Data records:
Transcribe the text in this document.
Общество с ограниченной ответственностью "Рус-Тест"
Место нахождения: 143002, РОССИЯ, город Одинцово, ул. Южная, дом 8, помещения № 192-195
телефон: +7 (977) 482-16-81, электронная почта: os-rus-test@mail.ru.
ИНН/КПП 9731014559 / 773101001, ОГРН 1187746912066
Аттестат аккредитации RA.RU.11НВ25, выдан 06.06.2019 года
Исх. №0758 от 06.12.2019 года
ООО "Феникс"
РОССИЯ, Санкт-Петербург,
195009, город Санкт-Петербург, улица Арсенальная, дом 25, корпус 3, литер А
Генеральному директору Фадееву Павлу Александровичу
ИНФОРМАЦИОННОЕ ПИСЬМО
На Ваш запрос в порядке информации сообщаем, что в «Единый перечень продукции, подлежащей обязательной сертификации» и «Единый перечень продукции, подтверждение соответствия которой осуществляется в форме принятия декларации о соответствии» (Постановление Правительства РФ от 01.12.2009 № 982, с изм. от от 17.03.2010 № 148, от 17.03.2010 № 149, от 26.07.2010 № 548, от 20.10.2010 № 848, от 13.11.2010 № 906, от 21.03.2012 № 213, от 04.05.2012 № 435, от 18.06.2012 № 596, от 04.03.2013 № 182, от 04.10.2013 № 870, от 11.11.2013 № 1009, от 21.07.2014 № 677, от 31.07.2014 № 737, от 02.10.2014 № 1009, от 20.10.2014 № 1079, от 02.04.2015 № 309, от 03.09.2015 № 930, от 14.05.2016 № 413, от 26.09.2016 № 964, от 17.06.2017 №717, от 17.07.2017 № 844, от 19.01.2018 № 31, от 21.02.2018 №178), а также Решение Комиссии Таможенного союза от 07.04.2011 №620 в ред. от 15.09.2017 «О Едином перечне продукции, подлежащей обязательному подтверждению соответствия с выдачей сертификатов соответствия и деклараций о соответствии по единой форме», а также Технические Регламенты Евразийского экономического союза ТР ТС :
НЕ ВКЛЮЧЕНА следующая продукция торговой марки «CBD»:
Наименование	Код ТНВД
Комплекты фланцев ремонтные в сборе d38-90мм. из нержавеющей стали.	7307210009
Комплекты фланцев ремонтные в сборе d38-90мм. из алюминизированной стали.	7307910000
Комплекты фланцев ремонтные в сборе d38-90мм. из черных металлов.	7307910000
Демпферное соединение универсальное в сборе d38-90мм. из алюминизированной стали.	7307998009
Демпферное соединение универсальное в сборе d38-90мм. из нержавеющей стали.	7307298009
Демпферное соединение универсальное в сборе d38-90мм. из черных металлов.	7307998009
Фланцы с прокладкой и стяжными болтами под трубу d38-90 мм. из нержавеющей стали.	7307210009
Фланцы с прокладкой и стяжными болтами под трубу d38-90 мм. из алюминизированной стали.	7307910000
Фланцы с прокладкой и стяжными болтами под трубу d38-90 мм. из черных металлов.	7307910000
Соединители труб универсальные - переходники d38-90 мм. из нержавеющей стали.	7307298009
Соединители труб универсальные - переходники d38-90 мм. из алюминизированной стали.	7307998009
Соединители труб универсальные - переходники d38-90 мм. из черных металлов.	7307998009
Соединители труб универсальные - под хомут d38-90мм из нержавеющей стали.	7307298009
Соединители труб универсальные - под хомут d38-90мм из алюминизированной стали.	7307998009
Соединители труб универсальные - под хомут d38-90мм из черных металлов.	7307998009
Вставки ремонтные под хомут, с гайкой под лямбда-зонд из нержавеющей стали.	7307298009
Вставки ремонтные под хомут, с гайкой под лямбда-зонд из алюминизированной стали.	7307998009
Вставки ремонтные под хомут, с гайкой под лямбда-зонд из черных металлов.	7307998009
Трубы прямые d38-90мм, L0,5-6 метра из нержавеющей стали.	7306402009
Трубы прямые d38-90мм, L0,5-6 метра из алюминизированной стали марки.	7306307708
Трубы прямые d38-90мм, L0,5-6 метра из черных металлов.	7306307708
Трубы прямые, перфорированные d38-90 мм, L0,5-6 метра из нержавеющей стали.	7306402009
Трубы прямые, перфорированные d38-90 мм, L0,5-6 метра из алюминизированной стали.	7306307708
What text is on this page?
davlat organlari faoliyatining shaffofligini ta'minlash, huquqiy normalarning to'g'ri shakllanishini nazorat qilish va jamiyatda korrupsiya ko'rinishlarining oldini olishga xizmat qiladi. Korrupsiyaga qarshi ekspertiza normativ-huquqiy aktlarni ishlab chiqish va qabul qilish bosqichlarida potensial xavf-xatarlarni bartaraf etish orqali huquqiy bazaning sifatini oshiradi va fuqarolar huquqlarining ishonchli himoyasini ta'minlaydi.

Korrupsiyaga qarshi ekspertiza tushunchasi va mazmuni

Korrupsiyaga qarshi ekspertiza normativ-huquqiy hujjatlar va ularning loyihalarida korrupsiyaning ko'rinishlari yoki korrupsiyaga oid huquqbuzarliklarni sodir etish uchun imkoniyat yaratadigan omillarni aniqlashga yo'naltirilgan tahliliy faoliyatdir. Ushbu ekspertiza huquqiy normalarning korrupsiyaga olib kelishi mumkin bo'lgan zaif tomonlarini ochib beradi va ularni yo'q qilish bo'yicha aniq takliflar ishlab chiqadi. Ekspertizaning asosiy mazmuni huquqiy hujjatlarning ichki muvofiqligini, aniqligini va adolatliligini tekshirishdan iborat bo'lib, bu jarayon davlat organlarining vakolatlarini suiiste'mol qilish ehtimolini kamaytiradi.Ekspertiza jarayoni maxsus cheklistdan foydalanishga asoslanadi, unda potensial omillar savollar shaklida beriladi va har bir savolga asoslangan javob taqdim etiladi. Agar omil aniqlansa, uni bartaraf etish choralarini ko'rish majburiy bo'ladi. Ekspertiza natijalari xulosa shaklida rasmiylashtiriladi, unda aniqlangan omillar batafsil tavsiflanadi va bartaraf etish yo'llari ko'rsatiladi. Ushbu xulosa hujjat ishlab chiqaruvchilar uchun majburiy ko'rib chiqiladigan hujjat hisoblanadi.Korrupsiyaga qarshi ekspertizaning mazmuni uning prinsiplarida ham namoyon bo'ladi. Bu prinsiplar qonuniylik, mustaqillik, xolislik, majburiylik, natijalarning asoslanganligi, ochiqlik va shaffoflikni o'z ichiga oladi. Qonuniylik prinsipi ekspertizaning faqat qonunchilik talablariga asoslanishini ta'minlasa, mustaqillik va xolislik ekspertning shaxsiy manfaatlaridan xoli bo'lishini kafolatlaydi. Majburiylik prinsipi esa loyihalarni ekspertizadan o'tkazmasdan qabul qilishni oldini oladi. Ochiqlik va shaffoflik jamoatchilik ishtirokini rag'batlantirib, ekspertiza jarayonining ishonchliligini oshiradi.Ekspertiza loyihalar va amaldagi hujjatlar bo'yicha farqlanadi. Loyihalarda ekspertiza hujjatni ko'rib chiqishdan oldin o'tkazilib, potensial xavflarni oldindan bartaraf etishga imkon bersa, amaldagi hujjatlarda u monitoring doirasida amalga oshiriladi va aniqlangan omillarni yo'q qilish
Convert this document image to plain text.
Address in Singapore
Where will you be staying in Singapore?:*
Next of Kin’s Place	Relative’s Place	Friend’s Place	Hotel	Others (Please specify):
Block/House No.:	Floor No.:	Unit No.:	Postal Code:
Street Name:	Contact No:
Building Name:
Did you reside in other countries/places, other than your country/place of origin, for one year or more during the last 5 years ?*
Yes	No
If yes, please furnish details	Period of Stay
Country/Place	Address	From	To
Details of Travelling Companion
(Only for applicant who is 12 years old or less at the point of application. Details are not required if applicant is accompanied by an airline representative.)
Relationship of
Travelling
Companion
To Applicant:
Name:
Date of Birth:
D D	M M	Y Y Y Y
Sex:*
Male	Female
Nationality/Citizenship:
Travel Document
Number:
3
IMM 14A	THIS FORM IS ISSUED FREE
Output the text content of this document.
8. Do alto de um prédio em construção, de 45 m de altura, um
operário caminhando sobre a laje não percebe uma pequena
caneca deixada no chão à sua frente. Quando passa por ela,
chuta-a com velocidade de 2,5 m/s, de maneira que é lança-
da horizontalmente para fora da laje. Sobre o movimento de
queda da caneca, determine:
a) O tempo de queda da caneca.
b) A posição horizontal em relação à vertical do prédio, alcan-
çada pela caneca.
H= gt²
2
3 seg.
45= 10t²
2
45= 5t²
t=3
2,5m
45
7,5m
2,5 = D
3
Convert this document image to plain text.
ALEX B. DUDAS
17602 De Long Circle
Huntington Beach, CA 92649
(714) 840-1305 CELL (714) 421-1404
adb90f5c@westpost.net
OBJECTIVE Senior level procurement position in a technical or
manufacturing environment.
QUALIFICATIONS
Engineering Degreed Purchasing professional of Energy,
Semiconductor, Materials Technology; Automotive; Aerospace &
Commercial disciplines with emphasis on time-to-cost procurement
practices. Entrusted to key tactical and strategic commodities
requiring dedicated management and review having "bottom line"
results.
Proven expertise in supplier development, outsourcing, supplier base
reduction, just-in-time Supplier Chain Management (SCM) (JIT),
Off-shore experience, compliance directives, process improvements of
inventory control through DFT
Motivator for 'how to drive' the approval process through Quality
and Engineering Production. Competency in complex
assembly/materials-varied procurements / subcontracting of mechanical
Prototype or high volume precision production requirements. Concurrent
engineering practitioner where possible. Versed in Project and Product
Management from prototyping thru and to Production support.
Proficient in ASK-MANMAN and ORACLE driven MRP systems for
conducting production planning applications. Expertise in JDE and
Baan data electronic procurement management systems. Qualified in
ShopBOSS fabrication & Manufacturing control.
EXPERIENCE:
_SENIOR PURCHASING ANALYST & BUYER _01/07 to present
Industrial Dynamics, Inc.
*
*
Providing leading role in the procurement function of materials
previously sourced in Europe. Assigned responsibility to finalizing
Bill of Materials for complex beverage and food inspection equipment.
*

__PROMPT__: Show the lines of the records that include the string "caneca".

__FINISHED ANSWER__:
caneca deixada no chão à sua frente. Quando passa por ela,
queda da caneca, determine:
a) O tempo de queda da caneca.
çada pela caneca.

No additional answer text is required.